_Exercise instructions:_ Identify every line in the records below that contains the word "title", and copy each of those lines.

--- begin Exercise materials ---

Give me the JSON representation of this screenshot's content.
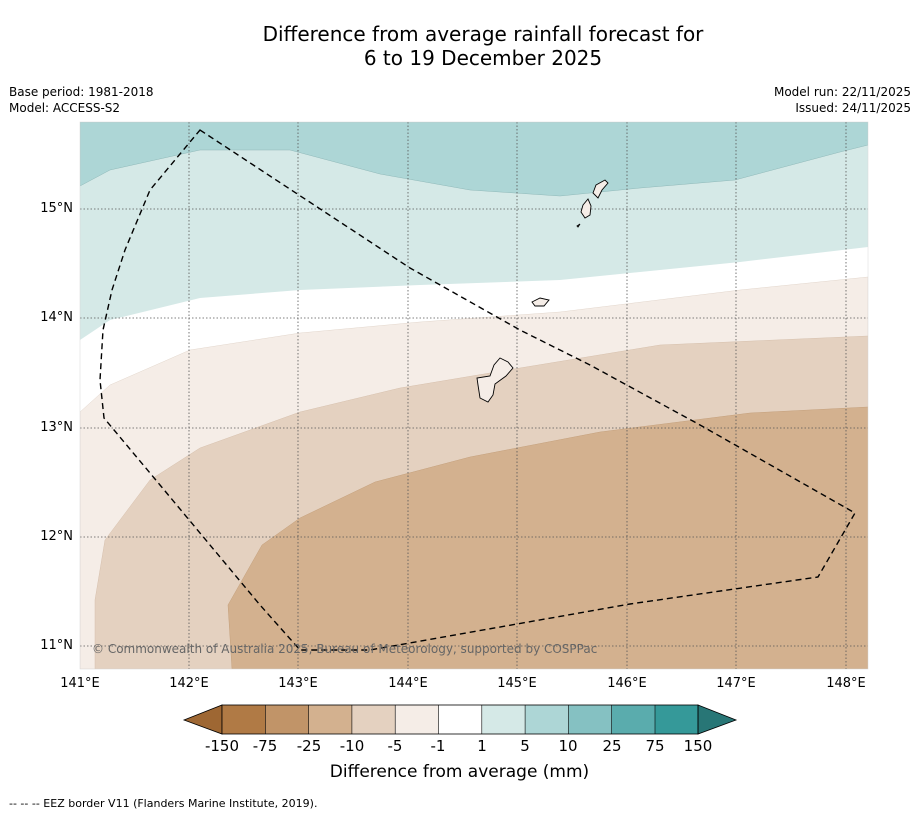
{
  "title": {
    "line1": "Difference from average rainfall forecast for",
    "line2": "6 to 19 December 2025"
  },
  "info_left": {
    "base_period": "Base period: 1981-2018",
    "model": "Model: ACCESS-S2"
  },
  "info_right": {
    "model_run": "Model run: 22/11/2025",
    "issued": "Issued: 24/11/2025"
  },
  "axes": {
    "lat_labels": [
      "15°N",
      "14°N",
      "13°N",
      "12°N",
      "11°N"
    ],
    "lon_labels": [
      "141°E",
      "142°E",
      "143°E",
      "144°E",
      "145°E",
      "146°E",
      "147°E",
      "148°E"
    ]
  },
  "copyright": "© Commonwealth of Australia 2025, Bureau of Meteorology, supported by COSPPac",
  "colorbar": {
    "ticks": [
      "-150",
      "-75",
      "-25",
      "-10",
      "-5",
      "-1",
      "1",
      "5",
      "10",
      "25",
      "75",
      "150"
    ],
    "title": "Difference from average (mm)",
    "colors": [
      "#9e6733",
      "#b07a45",
      "#c19468",
      "#d3b18f",
      "#e4d1c0",
      "#f5ede7",
      "#ffffff",
      "#d5e9e7",
      "#add6d6",
      "#85c1c2",
      "#5aacad",
      "#359999",
      "#287676"
    ]
  },
  "footer": "--  --  -- EEZ border V11 (Flanders Marine Institute, 2019)."
}
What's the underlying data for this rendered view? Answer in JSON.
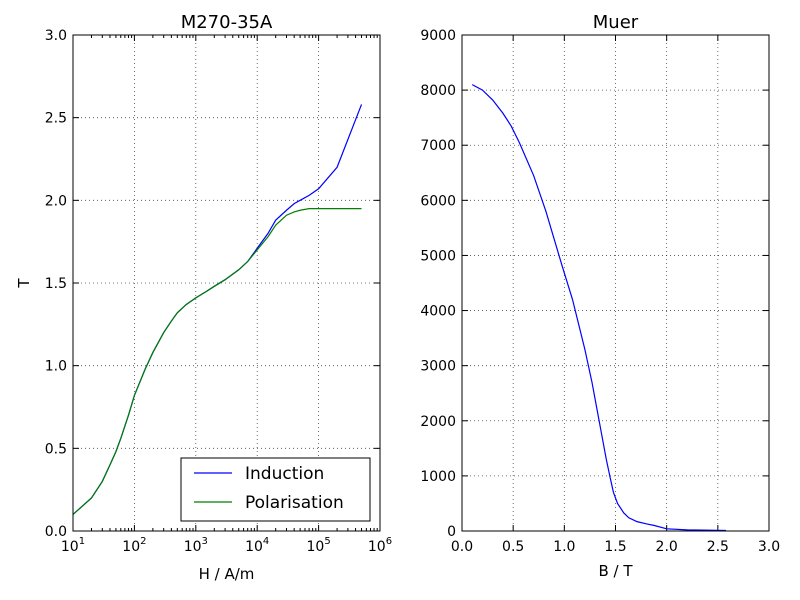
{
  "chart_data": [
    {
      "type": "line",
      "title": "M270-35A",
      "xlabel": "H / A/m",
      "ylabel": "T",
      "xscale": "log",
      "xlim": [
        10,
        1000000
      ],
      "ylim": [
        0,
        3.0
      ],
      "xtick_labels": [
        {
          "base": "10",
          "exp": "1"
        },
        {
          "base": "10",
          "exp": "2"
        },
        {
          "base": "10",
          "exp": "3"
        },
        {
          "base": "10",
          "exp": "4"
        },
        {
          "base": "10",
          "exp": "5"
        },
        {
          "base": "10",
          "exp": "6"
        }
      ],
      "yticks": [
        "0.0",
        "0.5",
        "1.0",
        "1.5",
        "2.0",
        "2.5",
        "3.0"
      ],
      "grid": true,
      "legend": "lower-right",
      "series": [
        {
          "name": "Induction",
          "color": "#0000ff",
          "x": [
            10,
            20,
            30,
            40,
            50,
            60,
            80,
            100,
            150,
            200,
            300,
            400,
            500,
            700,
            1000,
            1500,
            2000,
            3000,
            5000,
            7000,
            10000,
            15000,
            20000,
            30000,
            40000,
            50000,
            70000,
            100000,
            200000,
            500000
          ],
          "y": [
            0.1,
            0.2,
            0.3,
            0.4,
            0.48,
            0.56,
            0.7,
            0.82,
            0.98,
            1.08,
            1.2,
            1.27,
            1.32,
            1.37,
            1.41,
            1.45,
            1.48,
            1.52,
            1.58,
            1.63,
            1.71,
            1.8,
            1.88,
            1.94,
            1.98,
            2.0,
            2.03,
            2.07,
            2.2,
            2.58
          ]
        },
        {
          "name": "Polarisation",
          "color": "#007f00",
          "x": [
            10,
            20,
            30,
            40,
            50,
            60,
            80,
            100,
            150,
            200,
            300,
            400,
            500,
            700,
            1000,
            1500,
            2000,
            3000,
            5000,
            7000,
            10000,
            15000,
            20000,
            30000,
            40000,
            50000,
            70000,
            100000,
            200000,
            500000
          ],
          "y": [
            0.1,
            0.2,
            0.3,
            0.4,
            0.48,
            0.56,
            0.7,
            0.82,
            0.98,
            1.08,
            1.2,
            1.27,
            1.32,
            1.37,
            1.41,
            1.45,
            1.48,
            1.52,
            1.58,
            1.63,
            1.7,
            1.78,
            1.85,
            1.91,
            1.93,
            1.94,
            1.95,
            1.95,
            1.95,
            1.95
          ]
        }
      ]
    },
    {
      "type": "line",
      "title": "Muer",
      "xlabel": "B / T",
      "ylabel": "",
      "xlim": [
        0,
        3.0
      ],
      "ylim": [
        0,
        9000
      ],
      "xticks": [
        "0.0",
        "0.5",
        "1.0",
        "1.5",
        "2.0",
        "2.5",
        "3.0"
      ],
      "yticks": [
        "0",
        "1000",
        "2000",
        "3000",
        "4000",
        "5000",
        "6000",
        "7000",
        "8000",
        "9000"
      ],
      "grid": true,
      "series": [
        {
          "color": "#0000ff",
          "x": [
            0.1,
            0.2,
            0.3,
            0.4,
            0.48,
            0.56,
            0.7,
            0.82,
            0.98,
            1.08,
            1.2,
            1.27,
            1.32,
            1.37,
            1.41,
            1.45,
            1.48,
            1.52,
            1.58,
            1.63,
            1.71,
            1.8,
            1.88,
            2.0,
            2.2,
            2.58
          ],
          "y": [
            8100,
            8000,
            7820,
            7580,
            7350,
            7050,
            6450,
            5800,
            4800,
            4200,
            3300,
            2700,
            2200,
            1700,
            1300,
            950,
            700,
            500,
            330,
            240,
            170,
            130,
            100,
            40,
            20,
            10
          ]
        }
      ]
    }
  ]
}
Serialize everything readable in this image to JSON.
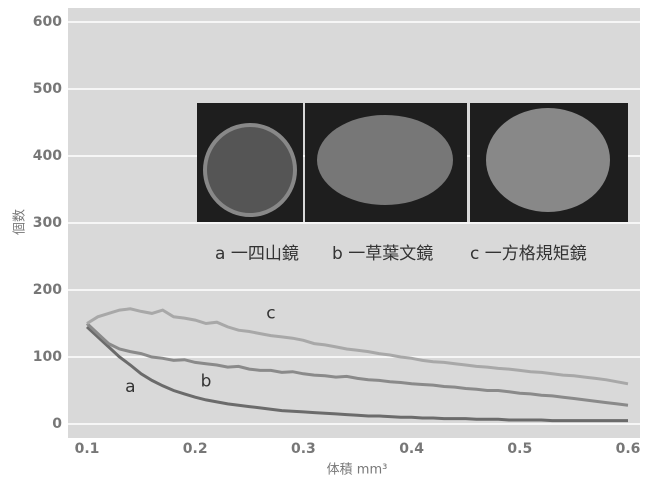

--- end Exercise materials ---

_Answer to this problem:_
  "title": {
    "title": "Difference from average (mm)",
      "title": "M270-35A",
      "title": "Muer",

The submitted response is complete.